- **What you will do**
From the entries below, copy every line holding the word "than".

►

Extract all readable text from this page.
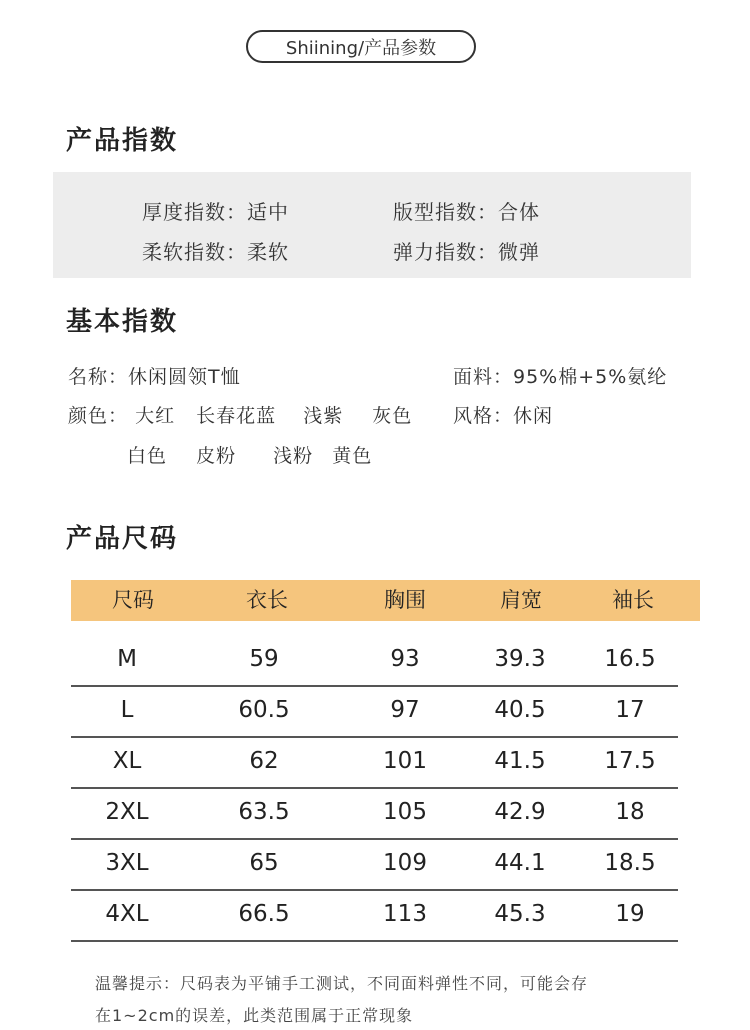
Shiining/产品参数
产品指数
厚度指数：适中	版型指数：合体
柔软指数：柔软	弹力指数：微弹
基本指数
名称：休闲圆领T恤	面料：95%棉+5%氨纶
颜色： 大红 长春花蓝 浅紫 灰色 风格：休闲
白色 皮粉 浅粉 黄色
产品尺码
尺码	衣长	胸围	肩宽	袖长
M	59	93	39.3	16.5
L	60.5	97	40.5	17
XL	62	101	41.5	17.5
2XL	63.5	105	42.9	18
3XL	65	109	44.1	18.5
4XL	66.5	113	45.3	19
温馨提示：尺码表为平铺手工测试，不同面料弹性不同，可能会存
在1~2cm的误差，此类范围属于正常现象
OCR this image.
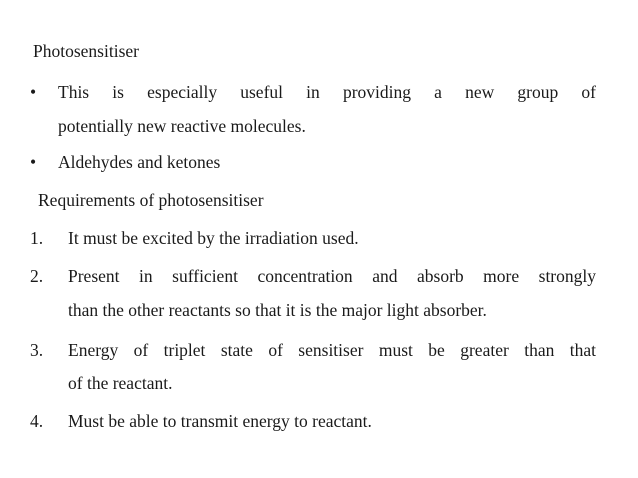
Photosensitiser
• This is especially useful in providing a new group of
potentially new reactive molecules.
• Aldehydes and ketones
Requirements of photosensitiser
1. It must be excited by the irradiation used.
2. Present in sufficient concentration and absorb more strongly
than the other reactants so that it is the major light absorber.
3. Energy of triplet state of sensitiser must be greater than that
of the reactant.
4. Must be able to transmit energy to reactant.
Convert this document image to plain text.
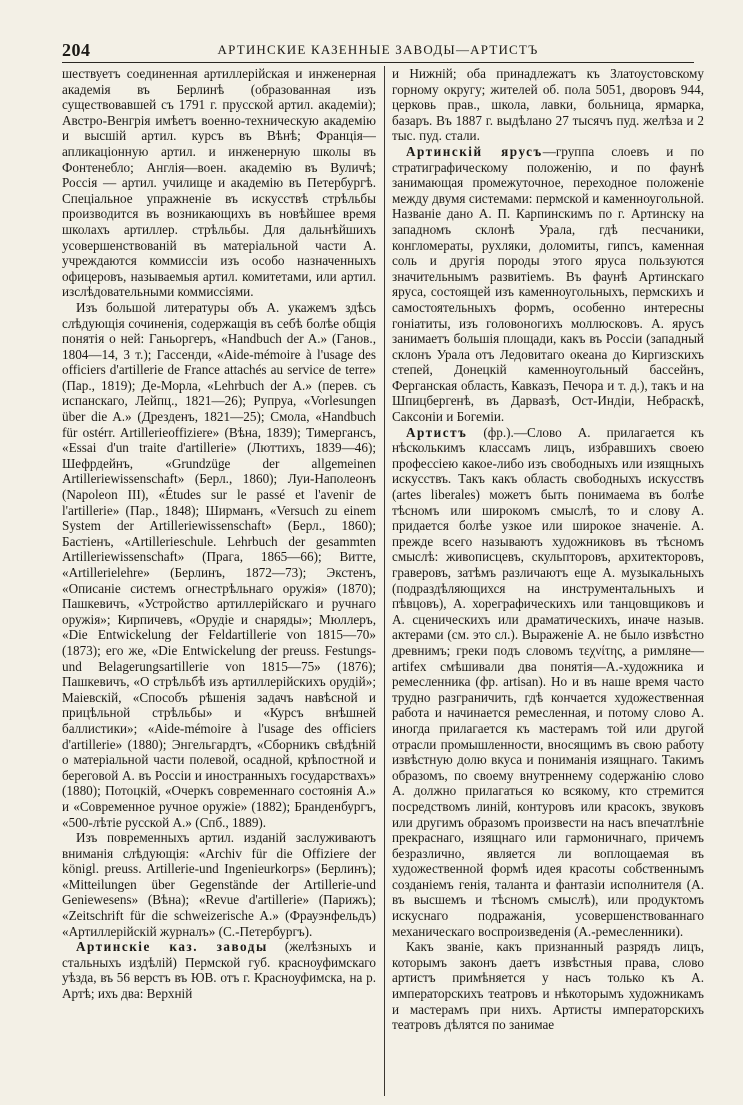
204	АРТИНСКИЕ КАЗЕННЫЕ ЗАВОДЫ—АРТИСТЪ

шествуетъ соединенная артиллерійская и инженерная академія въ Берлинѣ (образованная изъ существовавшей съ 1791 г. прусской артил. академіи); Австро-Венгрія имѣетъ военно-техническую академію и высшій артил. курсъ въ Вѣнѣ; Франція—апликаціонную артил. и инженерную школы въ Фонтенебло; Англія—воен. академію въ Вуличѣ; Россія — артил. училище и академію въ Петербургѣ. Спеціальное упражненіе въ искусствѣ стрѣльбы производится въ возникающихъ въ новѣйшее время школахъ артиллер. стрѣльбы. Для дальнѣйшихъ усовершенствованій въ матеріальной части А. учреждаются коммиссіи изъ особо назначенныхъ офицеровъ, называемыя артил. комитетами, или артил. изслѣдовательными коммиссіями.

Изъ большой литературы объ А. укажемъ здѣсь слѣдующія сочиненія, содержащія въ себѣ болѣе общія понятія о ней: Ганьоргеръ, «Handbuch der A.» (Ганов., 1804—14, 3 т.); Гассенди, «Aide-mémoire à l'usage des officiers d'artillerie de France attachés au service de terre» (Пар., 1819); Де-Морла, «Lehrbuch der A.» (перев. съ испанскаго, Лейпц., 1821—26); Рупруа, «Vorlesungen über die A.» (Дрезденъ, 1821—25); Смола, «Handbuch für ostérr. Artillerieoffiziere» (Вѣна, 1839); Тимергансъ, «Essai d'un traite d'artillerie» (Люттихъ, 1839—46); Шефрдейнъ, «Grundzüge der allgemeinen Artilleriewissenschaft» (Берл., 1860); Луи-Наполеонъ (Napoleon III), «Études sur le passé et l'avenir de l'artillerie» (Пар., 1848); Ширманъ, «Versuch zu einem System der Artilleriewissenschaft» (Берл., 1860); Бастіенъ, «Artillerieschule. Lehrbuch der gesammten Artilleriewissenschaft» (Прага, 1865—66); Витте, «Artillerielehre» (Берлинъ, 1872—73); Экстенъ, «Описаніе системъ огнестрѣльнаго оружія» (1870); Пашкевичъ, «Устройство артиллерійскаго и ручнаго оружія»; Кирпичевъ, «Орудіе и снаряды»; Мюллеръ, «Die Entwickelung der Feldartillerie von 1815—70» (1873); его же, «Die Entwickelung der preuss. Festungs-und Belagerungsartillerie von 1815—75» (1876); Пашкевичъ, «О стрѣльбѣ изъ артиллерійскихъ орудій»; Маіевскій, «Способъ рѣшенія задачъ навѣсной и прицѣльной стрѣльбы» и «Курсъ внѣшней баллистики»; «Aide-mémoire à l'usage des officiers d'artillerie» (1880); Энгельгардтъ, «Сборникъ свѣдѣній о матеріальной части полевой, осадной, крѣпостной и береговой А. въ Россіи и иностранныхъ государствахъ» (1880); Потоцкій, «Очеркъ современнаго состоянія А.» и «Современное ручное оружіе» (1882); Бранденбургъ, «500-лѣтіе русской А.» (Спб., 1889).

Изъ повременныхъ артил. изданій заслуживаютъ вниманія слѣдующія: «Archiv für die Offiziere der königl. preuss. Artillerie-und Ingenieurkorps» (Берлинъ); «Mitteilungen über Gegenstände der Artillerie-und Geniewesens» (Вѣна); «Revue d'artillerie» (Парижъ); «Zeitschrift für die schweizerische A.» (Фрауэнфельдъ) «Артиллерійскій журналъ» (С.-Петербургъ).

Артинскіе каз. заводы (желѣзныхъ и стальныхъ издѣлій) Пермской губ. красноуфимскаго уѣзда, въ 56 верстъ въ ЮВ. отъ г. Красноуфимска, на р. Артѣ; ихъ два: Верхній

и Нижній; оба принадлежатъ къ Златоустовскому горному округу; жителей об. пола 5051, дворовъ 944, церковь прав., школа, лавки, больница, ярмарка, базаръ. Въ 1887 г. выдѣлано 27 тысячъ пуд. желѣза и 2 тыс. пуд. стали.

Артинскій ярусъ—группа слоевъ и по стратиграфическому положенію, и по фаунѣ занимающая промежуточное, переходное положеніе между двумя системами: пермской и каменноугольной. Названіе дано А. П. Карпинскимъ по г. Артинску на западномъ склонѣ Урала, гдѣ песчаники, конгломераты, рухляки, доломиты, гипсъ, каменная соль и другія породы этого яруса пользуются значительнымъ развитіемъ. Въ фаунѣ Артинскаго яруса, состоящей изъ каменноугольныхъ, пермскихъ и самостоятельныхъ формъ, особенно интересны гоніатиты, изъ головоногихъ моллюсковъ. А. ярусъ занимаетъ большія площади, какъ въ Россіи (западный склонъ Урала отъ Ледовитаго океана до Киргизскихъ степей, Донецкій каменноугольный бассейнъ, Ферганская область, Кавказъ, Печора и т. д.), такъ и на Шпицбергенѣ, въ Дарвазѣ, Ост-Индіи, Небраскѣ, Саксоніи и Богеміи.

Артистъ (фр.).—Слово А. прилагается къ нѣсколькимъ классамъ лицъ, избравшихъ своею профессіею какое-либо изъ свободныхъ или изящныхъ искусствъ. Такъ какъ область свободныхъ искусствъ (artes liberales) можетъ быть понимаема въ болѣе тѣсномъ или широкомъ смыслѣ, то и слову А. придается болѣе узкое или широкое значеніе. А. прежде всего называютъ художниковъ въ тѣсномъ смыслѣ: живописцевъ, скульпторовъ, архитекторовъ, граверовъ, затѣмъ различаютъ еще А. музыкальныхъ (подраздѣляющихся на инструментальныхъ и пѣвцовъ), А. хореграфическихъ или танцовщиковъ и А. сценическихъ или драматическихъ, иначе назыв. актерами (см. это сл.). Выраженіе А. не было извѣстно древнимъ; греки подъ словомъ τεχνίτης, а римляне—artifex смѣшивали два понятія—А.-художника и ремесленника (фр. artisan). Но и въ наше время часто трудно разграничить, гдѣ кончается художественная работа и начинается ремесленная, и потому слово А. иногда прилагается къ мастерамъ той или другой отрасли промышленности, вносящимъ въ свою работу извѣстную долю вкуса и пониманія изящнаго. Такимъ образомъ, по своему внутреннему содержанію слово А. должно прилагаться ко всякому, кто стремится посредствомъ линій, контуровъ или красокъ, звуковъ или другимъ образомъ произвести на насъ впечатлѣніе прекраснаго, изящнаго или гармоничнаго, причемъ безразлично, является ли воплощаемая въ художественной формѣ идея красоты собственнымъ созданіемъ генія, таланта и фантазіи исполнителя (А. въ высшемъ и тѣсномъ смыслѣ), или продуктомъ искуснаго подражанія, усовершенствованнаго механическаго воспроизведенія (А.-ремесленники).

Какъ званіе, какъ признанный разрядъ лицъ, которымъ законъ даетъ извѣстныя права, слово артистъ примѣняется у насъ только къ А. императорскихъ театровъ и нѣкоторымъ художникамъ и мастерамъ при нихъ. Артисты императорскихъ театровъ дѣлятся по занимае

◄

- **Solution to the exercise**
than the other reactants so that it is the major light absorber.
3. Energy of triplet state of sensitiser must be greater than that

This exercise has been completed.